## Begin

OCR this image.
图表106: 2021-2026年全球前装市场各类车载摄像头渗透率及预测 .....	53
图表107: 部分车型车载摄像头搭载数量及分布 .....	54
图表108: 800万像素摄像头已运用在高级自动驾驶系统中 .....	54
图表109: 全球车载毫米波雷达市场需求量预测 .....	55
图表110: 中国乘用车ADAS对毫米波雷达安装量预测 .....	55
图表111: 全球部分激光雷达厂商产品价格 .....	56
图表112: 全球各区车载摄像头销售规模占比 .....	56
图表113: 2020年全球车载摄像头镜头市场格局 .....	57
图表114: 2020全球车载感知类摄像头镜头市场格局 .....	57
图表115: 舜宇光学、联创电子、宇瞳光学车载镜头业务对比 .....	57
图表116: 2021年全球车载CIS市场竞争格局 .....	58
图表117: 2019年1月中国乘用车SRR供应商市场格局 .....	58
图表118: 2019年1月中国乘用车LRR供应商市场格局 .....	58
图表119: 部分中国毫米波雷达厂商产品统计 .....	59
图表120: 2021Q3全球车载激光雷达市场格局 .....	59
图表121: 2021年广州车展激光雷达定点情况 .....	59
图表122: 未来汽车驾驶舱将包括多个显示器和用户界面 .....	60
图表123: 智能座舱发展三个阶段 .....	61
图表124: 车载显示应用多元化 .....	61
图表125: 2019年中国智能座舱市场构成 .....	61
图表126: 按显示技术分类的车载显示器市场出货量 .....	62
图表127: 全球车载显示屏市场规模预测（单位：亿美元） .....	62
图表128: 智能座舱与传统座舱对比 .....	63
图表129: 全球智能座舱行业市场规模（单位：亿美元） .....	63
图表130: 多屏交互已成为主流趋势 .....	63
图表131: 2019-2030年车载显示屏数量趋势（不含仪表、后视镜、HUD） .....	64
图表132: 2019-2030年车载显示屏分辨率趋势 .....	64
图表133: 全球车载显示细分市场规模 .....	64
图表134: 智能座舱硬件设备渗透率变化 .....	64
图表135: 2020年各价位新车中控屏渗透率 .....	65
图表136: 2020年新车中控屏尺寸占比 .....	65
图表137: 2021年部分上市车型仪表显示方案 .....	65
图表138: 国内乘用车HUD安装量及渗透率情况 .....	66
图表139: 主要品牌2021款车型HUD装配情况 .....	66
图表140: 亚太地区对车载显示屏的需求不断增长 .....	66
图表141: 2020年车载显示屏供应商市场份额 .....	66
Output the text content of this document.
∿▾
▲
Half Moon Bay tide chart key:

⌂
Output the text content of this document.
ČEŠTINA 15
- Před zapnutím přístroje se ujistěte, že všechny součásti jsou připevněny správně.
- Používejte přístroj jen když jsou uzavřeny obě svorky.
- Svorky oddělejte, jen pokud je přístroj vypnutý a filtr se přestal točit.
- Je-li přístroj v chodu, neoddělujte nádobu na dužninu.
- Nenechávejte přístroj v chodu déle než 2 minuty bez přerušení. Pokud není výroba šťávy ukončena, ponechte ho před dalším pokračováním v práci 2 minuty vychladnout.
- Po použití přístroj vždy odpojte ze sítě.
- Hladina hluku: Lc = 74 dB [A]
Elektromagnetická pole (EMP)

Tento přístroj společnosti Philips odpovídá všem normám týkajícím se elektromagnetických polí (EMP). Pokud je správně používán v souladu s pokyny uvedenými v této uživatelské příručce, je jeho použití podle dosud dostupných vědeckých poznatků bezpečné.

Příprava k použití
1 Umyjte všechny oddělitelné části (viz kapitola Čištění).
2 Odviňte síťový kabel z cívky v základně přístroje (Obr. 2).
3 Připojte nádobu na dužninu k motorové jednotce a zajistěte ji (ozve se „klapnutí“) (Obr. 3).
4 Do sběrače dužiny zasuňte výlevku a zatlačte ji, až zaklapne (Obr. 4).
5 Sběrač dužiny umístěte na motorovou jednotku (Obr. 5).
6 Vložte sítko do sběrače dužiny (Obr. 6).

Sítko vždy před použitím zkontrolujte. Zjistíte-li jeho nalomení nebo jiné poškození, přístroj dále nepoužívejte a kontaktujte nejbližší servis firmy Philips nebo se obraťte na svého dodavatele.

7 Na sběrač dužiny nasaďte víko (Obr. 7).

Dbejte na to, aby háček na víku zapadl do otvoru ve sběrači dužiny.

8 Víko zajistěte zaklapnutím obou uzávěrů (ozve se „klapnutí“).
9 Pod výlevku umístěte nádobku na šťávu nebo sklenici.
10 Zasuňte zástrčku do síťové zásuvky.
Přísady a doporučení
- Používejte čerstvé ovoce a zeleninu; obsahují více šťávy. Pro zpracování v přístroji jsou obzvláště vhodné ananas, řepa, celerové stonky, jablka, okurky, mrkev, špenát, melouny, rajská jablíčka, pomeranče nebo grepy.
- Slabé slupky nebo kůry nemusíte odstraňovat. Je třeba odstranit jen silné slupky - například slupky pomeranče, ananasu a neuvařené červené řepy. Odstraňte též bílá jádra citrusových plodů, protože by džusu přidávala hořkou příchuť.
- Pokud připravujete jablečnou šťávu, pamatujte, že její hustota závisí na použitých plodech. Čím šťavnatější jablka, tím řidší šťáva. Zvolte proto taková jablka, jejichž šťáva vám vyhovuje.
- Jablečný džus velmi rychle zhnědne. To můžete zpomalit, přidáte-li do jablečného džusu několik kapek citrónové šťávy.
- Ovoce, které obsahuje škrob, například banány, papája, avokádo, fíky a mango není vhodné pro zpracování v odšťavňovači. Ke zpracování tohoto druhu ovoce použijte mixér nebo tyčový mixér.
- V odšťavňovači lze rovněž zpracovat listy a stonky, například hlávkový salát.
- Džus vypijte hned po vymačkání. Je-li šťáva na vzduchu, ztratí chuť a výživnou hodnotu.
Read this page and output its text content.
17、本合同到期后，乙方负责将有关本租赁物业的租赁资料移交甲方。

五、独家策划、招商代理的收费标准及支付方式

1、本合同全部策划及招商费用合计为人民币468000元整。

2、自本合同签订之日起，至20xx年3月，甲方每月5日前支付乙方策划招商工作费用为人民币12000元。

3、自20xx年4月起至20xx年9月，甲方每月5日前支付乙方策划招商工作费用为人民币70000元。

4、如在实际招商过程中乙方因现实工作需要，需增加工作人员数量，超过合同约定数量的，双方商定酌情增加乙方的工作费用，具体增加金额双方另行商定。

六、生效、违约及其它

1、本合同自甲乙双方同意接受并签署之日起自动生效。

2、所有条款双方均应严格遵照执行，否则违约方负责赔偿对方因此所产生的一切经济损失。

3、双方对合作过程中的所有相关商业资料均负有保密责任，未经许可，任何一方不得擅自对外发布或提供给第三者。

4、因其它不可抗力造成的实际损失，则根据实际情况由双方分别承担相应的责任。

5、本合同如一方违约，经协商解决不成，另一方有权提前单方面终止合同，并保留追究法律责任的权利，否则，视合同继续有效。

## End

> **Directions**
Return all lines with the word "vždy" in them.

> **Task output**
- Po použití přístroj vždy odpojte ze sítě.
Sítko vždy před použitím zkontrolujte. Zjistíte-li jeho nalomení nebo jiné poškození, přístroj dále nepoužívejte a kontaktujte nejbližší servis firmy Philips nebo se obraťte na svého dodavatele.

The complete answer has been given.